+++ Records for processing
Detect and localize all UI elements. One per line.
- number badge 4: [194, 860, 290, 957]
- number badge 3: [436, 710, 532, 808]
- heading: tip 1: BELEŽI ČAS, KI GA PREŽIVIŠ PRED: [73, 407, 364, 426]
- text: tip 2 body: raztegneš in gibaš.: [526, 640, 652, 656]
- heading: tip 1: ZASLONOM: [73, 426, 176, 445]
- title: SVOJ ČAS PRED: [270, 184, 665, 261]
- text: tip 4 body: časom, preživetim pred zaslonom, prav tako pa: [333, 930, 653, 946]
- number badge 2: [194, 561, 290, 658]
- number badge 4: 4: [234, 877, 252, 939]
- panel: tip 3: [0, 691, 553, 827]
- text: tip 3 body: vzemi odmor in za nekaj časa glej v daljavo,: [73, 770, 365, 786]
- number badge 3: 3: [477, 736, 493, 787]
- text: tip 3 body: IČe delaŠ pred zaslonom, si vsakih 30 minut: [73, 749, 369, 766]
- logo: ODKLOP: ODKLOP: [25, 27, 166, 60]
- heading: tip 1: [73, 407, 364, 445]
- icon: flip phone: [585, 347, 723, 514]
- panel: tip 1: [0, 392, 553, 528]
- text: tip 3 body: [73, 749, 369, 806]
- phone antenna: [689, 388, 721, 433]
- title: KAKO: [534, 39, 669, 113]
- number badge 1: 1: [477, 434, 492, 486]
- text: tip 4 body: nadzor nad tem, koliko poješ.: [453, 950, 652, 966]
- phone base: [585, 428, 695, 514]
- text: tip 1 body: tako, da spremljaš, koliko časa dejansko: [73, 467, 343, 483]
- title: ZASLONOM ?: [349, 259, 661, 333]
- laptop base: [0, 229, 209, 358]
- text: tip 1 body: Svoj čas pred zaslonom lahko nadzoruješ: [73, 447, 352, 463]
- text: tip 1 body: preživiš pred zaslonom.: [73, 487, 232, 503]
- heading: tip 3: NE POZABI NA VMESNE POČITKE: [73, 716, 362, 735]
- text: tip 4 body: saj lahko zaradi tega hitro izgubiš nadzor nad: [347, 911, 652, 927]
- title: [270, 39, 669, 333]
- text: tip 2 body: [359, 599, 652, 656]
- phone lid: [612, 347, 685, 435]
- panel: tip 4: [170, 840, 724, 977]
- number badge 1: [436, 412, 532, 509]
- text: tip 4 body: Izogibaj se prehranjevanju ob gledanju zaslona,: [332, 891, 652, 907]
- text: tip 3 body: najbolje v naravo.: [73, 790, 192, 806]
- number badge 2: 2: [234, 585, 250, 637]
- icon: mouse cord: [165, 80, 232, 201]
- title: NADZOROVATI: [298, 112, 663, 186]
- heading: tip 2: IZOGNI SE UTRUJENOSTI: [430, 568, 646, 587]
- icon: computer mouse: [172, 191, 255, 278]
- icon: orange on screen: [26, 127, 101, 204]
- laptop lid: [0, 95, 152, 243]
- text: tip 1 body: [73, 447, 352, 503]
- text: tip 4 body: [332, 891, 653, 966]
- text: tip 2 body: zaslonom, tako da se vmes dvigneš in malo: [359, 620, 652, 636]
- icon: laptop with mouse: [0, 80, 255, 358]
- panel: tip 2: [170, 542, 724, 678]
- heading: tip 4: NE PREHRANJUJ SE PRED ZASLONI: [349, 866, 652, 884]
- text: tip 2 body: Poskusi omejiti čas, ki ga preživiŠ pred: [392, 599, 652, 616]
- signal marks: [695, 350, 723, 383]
++++++
[What is required]: Switch "heading" to "subheading" in the items, from the first line up to and including the line with "- panel: tip 3: [0, 691, 553, 827]", and give back only those lines with everything else left as it is.

[Solution for this problem]:
Detect and localize all UI elements. One per line.
- number badge 4: [194, 860, 290, 957]
- number badge 3: [436, 710, 532, 808]
- subheading: tip 1: BELEŽI ČAS, KI GA PREŽIVIŠ PRED: [73, 407, 364, 426]
- text: tip 2 body: raztegneš in gibaš.: [526, 640, 652, 656]
- subheading: tip 1: ZASLONOM: [73, 426, 176, 445]
- title: SVOJ ČAS PRED: [270, 184, 665, 261]
- text: tip 4 body: časom, preživetim pred zaslonom, prav tako pa: [333, 930, 653, 946]
- number badge 2: [194, 561, 290, 658]
- number badge 4: 4: [234, 877, 252, 939]
- panel: tip 3: [0, 691, 553, 827]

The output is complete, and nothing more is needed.